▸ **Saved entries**
— START —

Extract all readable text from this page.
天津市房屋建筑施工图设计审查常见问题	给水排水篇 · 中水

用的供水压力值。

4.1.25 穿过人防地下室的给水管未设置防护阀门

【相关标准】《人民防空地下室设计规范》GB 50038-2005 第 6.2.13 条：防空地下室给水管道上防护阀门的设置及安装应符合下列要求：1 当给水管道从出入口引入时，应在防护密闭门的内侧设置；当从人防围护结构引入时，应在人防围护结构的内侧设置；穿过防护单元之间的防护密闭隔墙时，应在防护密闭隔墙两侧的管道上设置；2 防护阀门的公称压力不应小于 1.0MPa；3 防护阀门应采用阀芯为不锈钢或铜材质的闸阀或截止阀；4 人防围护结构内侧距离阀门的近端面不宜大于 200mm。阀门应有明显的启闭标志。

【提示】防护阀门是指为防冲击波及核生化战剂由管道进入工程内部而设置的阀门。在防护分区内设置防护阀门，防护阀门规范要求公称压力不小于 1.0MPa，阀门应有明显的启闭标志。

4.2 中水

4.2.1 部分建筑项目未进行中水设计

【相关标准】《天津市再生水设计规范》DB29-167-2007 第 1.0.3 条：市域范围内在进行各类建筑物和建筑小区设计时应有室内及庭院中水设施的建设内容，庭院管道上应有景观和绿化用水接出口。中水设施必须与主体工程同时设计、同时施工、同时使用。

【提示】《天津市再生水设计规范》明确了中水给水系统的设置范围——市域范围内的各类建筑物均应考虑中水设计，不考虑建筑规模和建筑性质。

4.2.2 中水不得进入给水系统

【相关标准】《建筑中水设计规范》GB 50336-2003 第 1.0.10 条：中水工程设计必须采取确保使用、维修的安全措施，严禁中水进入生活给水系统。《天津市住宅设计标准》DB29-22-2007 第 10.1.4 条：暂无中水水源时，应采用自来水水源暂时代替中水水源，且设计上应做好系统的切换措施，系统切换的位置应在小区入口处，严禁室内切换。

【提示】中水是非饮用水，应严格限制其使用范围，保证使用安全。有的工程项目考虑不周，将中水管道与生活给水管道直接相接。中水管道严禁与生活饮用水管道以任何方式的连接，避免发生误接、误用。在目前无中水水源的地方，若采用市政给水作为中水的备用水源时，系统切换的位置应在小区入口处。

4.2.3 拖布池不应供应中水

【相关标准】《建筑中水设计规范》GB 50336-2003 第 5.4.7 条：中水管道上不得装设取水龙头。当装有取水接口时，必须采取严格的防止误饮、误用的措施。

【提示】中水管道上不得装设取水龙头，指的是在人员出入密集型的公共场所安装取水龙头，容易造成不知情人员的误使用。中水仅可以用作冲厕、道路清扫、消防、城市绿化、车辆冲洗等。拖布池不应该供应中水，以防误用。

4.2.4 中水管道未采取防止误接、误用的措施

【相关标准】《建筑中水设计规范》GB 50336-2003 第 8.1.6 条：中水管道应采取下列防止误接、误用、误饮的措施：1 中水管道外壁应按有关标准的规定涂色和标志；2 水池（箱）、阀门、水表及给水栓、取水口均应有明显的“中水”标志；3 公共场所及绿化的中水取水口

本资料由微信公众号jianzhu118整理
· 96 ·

— END —

▸ **WHAT IS BEING ASKED**
From the entries above, collect every line with the string "系统切换的位置应在小区入口处" in it.

▸ **RESPONSE TO THE TASK**
【相关标准】《建筑中水设计规范》GB 50336-2003 第 1.0.10 条：中水工程设计必须采取确保使用、维修的安全措施，严禁中水进入生活给水系统。《天津市住宅设计标准》DB29-22-2007 第 10.1.4 条：暂无中水水源时，应采用自来水水源暂时代替中水水源，且设计上应做好系统的切换措施，系统切换的位置应在小区入口处，严禁室内切换。
【提示】中水是非饮用水，应严格限制其使用范围，保证使用安全。有的工程项目考虑不周，将中水管道与生活给水管道直接相接。中水管道严禁与生活饮用水管道以任何方式的连接，避免发生误接、误用。在目前无中水水源的地方，若采用市政给水作为中水的备用水源时，系统切换的位置应在小区入口处。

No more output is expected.